── SELECTED EXTRACT ──
Posted: **Wed Dec 16, 2015 9:55 pm UTC**

by **username5243**

EDIT: Ninja'd.

The largest number not definable using emlightened's number of characters in ZF.

Beat that!!!!!!

### Re: My Number is Bigger (Crazy Edition)

Posted: **Wed Dec 16, 2015 10:08 pm UTC**

by **WarDaft**

Well escalated quickly.

Or, you know, not.

As posted, username5243's number is undefined, because there is no largest number not definable in a finite number of characters in ZF.

As far as emlightened, I don't actually know how many characters it takes to express the operation of a Turing Machine in ZF. Without that, it would be a tremendous amount of work to prove that there existed a formula of size at most 160 symbols. You could try to actually encode the operation of a TM into a ZF formula, and then show that you have enough leftover symbols to specify a 5 state Turing machine for that formula to operate on, or you could just pretend you had two zeros in there, because then it's obviously bigger.

### Re: My Number is Bigger (Crazy Edition)

Posted: **Wed Dec 16, 2015 10:09 pm UTC**

by **emlightened**

~~username, that's infinite. If the largest number you can define using k characters in ZF is x, then all values >x are not definable using k number of characters in ZF; hence there is no largest number.~~

I'll choose the "pretend you had two zeros in there, because then it's obviously bigger" option.

Define {System}_{0}(k) = The largest integer definable in at most k symbols in System, and reduce {System}_{α}(k) as a FGH (specify if not Wainer Hierarchy).

Send: {ZF}_{0}(77^{77})

### Re: My Number is Bigger (Crazy Edition)

Posted: **Wed Dec 16, 2015 10:12 pm UTC**

by **username5243**

You got me, I guess I meant the largest definable number (or the smallest non-definable number in case that's infinite). I don't know what that means, so I give up and request that a game like this with no uncomputable functions be made soon.

### Re: My Number is Bigger (Crazy Edition)

Posted: **Wed Dec 16, 2015 10:14 pm UTC**

by **emlightened**

We could just run two games simultaneously: a 'recursive largest number' and a 'uncomputable largest number'.

In the case of the latter, send: f_{ε_0}(12).

### Re: My Number is Bigger (Crazy Edition)

Posted: **Wed Dec 16, 2015 10:15 pm UTC**

by **username5243**

Oh yeah?

f_Gamma_0(Googolplex)

### Re: My Number is Bigger (Crazy Edition)

Posted: **Wed Dec 16, 2015 10:18 pm UTC**

by **emlightened**

To stop this from turning into a 'name the largest ordinal' game, does it sound fair to say that all ordinals >Γ_{0} need explicitly defined fundamental sequences?

Also: f_{Γ_0}(f_{Γ_0}(2))

### Re: My Number is Bigger (Crazy Edition)

Posted: **Wed Dec 16, 2015 10:20 pm UTC**

by **username5243**

Fine...

f_G_0+(Graham's Number)(googol)

### Re: My Number is Bigger (Crazy Edition)
───
── DATA SECTION ──
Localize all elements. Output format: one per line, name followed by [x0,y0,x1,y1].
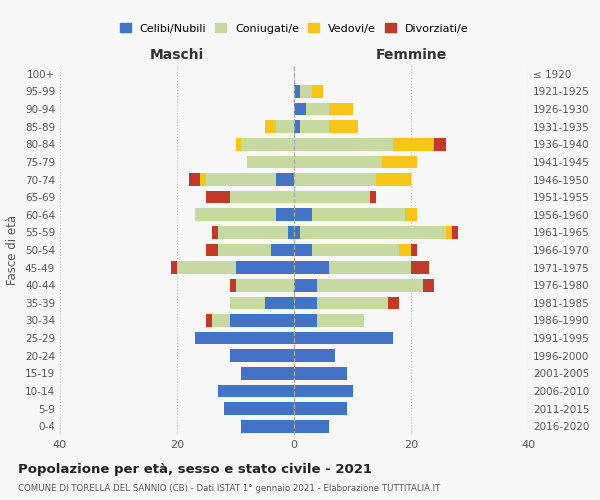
───
[COMPLETE THE FOLLOWING]
**A.** Answer these questions about the forum thread:
(i) What maximum formula size, in symbols, does WarDaft mention?
(ii) What two games does emlightened suggest running simultaneously?
(iii) What does username5243 send in the post made at 10:15 pm?
**B.** Transcribe the passage of the forum thread starting at "To stop this" and ending at "f_G_0+(Graham's Number)(googol)".
Rely only on the forum thread to answer.

[THE REPLIES]
**A.**
(i) 160 symbols.
(ii) A 'recursive largest number' game and an 'uncomputable largest number' game.
(iii) f_Gamma_0(Googolplex)

**B.**
To stop this from turning into a 'name the largest ordinal' game, does it sound fair to say that all ordinals >Γ_{0} need explicitly defined fundamental sequences?

Also: f_{Γ_0}(f_{Γ_0}(2))

### Re: My Number is Bigger (Crazy Edition)

Posted: **Wed Dec 16, 2015 10:20 pm UTC**

by **username5243**

Fine...

f_G_0+(Graham's Number)(googol)